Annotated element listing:
**********
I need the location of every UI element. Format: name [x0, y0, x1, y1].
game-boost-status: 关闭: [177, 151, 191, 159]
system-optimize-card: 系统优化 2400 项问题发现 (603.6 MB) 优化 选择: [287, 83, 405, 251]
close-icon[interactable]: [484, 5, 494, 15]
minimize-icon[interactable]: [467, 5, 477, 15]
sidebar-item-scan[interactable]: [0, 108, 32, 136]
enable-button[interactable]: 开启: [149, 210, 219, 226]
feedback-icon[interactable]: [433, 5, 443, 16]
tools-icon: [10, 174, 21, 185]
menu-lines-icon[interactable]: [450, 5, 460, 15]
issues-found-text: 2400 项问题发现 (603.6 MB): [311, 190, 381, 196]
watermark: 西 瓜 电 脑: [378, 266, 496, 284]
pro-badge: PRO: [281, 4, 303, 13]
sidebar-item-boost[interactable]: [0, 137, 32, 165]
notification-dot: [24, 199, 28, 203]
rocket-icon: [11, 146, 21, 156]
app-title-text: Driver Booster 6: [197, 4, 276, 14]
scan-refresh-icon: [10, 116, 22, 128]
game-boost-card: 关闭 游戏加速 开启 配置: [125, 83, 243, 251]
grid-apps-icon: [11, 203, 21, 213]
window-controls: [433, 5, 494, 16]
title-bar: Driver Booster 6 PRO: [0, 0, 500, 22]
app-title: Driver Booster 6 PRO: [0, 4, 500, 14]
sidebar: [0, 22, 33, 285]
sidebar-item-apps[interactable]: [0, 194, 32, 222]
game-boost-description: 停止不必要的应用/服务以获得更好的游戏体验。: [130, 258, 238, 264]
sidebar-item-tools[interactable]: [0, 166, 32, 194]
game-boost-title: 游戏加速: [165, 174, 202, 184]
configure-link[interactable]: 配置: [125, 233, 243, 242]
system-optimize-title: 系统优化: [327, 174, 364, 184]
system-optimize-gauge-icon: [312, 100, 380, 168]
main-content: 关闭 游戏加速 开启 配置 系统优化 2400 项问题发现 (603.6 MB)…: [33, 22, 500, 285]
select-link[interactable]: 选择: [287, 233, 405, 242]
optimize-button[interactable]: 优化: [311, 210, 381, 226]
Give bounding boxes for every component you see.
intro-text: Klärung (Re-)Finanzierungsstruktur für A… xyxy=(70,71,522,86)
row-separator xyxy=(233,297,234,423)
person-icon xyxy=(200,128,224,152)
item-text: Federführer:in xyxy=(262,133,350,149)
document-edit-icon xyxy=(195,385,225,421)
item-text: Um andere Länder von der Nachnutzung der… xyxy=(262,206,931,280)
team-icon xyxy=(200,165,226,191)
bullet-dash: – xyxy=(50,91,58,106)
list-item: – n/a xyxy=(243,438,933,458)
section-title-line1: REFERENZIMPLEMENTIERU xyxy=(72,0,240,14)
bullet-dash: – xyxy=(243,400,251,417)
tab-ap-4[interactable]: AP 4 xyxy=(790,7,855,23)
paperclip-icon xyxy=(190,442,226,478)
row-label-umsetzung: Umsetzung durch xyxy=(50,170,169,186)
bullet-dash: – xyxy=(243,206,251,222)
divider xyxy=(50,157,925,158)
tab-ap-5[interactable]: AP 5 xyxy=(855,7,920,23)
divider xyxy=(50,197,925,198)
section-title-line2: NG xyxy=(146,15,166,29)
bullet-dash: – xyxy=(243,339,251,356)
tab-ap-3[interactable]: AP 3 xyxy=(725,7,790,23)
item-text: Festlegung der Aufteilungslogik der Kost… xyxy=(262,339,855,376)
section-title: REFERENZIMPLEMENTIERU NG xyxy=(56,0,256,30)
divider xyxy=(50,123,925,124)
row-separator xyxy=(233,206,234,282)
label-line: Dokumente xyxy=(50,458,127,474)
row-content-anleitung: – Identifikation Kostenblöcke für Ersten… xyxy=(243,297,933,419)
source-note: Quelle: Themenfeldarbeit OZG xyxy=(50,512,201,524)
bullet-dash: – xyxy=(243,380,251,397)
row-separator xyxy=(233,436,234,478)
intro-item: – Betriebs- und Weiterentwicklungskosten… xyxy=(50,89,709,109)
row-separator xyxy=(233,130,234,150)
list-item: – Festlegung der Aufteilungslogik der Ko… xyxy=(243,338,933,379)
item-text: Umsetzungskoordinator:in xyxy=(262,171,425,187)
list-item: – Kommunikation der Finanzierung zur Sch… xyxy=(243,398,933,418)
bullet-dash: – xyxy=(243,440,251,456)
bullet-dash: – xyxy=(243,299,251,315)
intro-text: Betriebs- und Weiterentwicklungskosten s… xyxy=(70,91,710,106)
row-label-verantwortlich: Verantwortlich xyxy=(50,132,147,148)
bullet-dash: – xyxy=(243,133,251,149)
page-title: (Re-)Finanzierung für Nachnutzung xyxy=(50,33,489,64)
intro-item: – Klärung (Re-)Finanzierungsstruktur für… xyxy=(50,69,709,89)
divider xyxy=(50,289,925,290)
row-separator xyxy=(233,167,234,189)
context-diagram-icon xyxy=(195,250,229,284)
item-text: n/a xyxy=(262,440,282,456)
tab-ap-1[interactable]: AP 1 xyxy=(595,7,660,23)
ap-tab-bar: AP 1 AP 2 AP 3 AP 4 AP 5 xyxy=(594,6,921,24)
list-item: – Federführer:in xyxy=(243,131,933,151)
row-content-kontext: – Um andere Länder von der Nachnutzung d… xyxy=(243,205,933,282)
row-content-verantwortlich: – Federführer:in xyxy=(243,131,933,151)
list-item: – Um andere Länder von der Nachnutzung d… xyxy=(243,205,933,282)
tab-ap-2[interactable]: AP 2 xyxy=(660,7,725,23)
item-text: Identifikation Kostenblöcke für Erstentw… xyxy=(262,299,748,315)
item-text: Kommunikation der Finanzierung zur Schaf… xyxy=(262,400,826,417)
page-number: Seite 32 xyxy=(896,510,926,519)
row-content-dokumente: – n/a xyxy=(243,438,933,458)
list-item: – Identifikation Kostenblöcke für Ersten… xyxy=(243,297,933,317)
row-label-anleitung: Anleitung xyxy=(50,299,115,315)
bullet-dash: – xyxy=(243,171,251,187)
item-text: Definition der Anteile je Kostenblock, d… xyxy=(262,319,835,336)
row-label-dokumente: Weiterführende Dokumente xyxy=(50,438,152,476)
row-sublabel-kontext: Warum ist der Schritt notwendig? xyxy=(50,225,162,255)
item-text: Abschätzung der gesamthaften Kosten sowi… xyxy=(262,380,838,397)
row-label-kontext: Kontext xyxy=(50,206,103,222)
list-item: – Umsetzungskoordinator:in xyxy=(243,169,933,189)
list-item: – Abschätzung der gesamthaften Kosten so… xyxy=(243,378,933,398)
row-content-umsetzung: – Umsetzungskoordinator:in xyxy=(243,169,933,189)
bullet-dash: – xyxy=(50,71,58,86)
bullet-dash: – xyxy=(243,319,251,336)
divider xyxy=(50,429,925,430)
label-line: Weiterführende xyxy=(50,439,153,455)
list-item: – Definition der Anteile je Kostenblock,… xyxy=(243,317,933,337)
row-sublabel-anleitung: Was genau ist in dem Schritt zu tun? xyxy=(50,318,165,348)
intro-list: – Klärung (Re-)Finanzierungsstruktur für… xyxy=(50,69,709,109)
**********
Written task:
Return every line of the listing above word for word, with nothing changed, added, or left out.

The answer:
I need the location of every UI element. Format: name [x0, y0, x1, y1].
game-boost-status: 关闭: [177, 151, 191, 159]
system-optimize-card: 系统优化 2400 项问题发现 (603.6 MB) 优化 选择: [287, 83, 405, 251]
close-icon[interactable]: [484, 5, 494, 15]
minimize-icon[interactable]: [467, 5, 477, 15]
sidebar-item-scan[interactable]: [0, 108, 32, 136]
enable-button[interactable]: 开启: [149, 210, 219, 226]
feedback-icon[interactable]: [433, 5, 443, 16]
tools-icon: [10, 174, 21, 185]
menu-lines-icon[interactable]: [450, 5, 460, 15]
issues-found-text: 2400 项问题发现 (603.6 MB): [311, 190, 381, 196]
watermark: 西 瓜 电 脑: [378, 266, 496, 284]
pro-badge: PRO: [281, 4, 303, 13]
sidebar-item-boost[interactable]: [0, 137, 32, 165]
notification-dot: [24, 199, 28, 203]
rocket-icon: [11, 146, 21, 156]
app-title-text: Driver Booster 6: [197, 4, 276, 14]
scan-refresh-icon: [10, 116, 22, 128]
game-boost-card: 关闭 游戏加速 开启 配置: [125, 83, 243, 251]
grid-apps-icon: [11, 203, 21, 213]
window-controls: [433, 5, 494, 16]
title-bar: Driver Booster 6 PRO: [0, 0, 500, 22]
app-title: Driver Booster 6 PRO: [0, 4, 500, 14]
sidebar: [0, 22, 33, 285]
sidebar-item-apps[interactable]: [0, 194, 32, 222]
game-boost-description: 停止不必要的应用/服务以获得更好的游戏体验。: [130, 258, 238, 264]
sidebar-item-tools[interactable]: [0, 166, 32, 194]
game-boost-title: 游戏加速: [165, 174, 202, 184]
configure-link[interactable]: 配置: [125, 233, 243, 242]
system-optimize-title: 系统优化: [327, 174, 364, 184]
system-optimize-gauge-icon: [312, 100, 380, 168]
main-content: 关闭 游戏加速 开启 配置 系统优化 2400 项问题发现 (603.6 MB)…: [33, 22, 500, 285]
select-link[interactable]: 选择: [287, 233, 405, 242]
optimize-button[interactable]: 优化: [311, 210, 381, 226]
Give bounding boxes for every component you see.
intro-text: Klärung (Re-)Finanzierungsstruktur für A… xyxy=(70,71,522,86)
row-separator xyxy=(233,297,234,423)
person-icon xyxy=(200,128,224,152)
item-text: Federführer:in xyxy=(262,133,350,149)
document-edit-icon xyxy=(195,385,225,421)
item-text: Um andere Länder von der Nachnutzung der… xyxy=(262,206,931,280)
team-icon xyxy=(200,165,226,191)
bullet-dash: – xyxy=(50,91,58,106)
list-item: – n/a xyxy=(243,438,933,458)
section-title-line1: REFERENZIMPLEMENTIERU xyxy=(72,0,240,14)
bullet-dash: – xyxy=(243,400,251,417)
tab-ap-4[interactable]: AP 4 xyxy=(790,7,855,23)
paperclip-icon xyxy=(190,442,226,478)
row-label-umsetzung: Umsetzung durch xyxy=(50,170,169,186)
bullet-dash: – xyxy=(243,206,251,222)
divider xyxy=(50,157,925,158)
tab-ap-5[interactable]: AP 5 xyxy=(855,7,920,23)
divider xyxy=(50,197,925,198)
section-title-line2: NG xyxy=(146,15,166,29)
bullet-dash: – xyxy=(243,339,251,356)
tab-ap-3[interactable]: AP 3 xyxy=(725,7,790,23)
item-text: Festlegung der Aufteilungslogik der Kost… xyxy=(262,339,855,376)
section-title: REFERENZIMPLEMENTIERU NG xyxy=(56,0,256,30)
divider xyxy=(50,123,925,124)
row-separator xyxy=(233,206,234,282)
label-line: Dokumente xyxy=(50,458,127,474)
row-content-anleitung: – Identifikation Kostenblöcke für Ersten… xyxy=(243,297,933,419)
source-note: Quelle: Themenfeldarbeit OZG xyxy=(50,512,201,524)
bullet-dash: – xyxy=(243,380,251,397)
row-separator xyxy=(233,436,234,478)
intro-item: – Betriebs- und Weiterentwicklungskosten… xyxy=(50,89,709,109)
row-separator xyxy=(233,130,234,150)
list-item: – Festlegung der Aufteilungslogik der Ko… xyxy=(243,338,933,379)
item-text: Umsetzungskoordinator:in xyxy=(262,171,425,187)
list-item: – Kommunikation der Finanzierung zur Sch… xyxy=(243,398,933,418)
bullet-dash: – xyxy=(243,440,251,456)
bullet-dash: – xyxy=(243,299,251,315)
intro-text: Betriebs- und Weiterentwicklungskosten s… xyxy=(70,91,710,106)
row-label-verantwortlich: Verantwortlich xyxy=(50,132,147,148)
bullet-dash: – xyxy=(243,133,251,149)
page-title: (Re-)Finanzierung für Nachnutzung xyxy=(50,33,489,64)
intro-item: – Klärung (Re-)Finanzierungsstruktur für… xyxy=(50,69,709,89)
divider xyxy=(50,289,925,290)
row-separator xyxy=(233,167,234,189)
context-diagram-icon xyxy=(195,250,229,284)
item-text: n/a xyxy=(262,440,282,456)
tab-ap-1[interactable]: AP 1 xyxy=(595,7,660,23)
ap-tab-bar: AP 1 AP 2 AP 3 AP 4 AP 5 xyxy=(594,6,921,24)
list-item: – Federführer:in xyxy=(243,131,933,151)
row-content-kontext: – Um andere Länder von der Nachnutzung d… xyxy=(243,205,933,282)
row-content-verantwortlich: – Federführer:in xyxy=(243,131,933,151)
list-item: – Um andere Länder von der Nachnutzung d… xyxy=(243,205,933,282)
tab-ap-2[interactable]: AP 2 xyxy=(660,7,725,23)
item-text: Identifikation Kostenblöcke für Erstentw… xyxy=(262,299,748,315)
item-text: Kommunikation der Finanzierung zur Schaf… xyxy=(262,400,826,417)
page-number: Seite 32 xyxy=(896,510,926,519)
row-content-dokumente: – n/a xyxy=(243,438,933,458)
list-item: – Identifikation Kostenblöcke für Ersten… xyxy=(243,297,933,317)
row-label-anleitung: Anleitung xyxy=(50,299,115,315)
bullet-dash: – xyxy=(243,171,251,187)
item-text: Definition der Anteile je Kostenblock, d… xyxy=(262,319,835,336)
row-label-dokumente: Weiterführende Dokumente xyxy=(50,438,152,476)
row-sublabel-kontext: Warum ist der Schritt notwendig? xyxy=(50,225,162,255)
item-text: Abschätzung der gesamthaften Kosten sowi… xyxy=(262,380,838,397)
row-label-kontext: Kontext xyxy=(50,206,103,222)
list-item: – Umsetzungskoordinator:in xyxy=(243,169,933,189)
list-item: – Abschätzung der gesamthaften Kosten so… xyxy=(243,378,933,398)
row-content-umsetzung: – Umsetzungskoordinator:in xyxy=(243,169,933,189)
bullet-dash: – xyxy=(50,71,58,86)
bullet-dash: – xyxy=(243,319,251,336)
divider xyxy=(50,429,925,430)
label-line: Weiterführende xyxy=(50,439,153,455)
list-item: – Definition der Anteile je Kostenblock,… xyxy=(243,317,933,337)
row-sublabel-anleitung: Was genau ist in dem Schritt zu tun? xyxy=(50,318,165,348)
intro-list: – Klärung (Re-)Finanzierungsstruktur für… xyxy=(50,69,709,109)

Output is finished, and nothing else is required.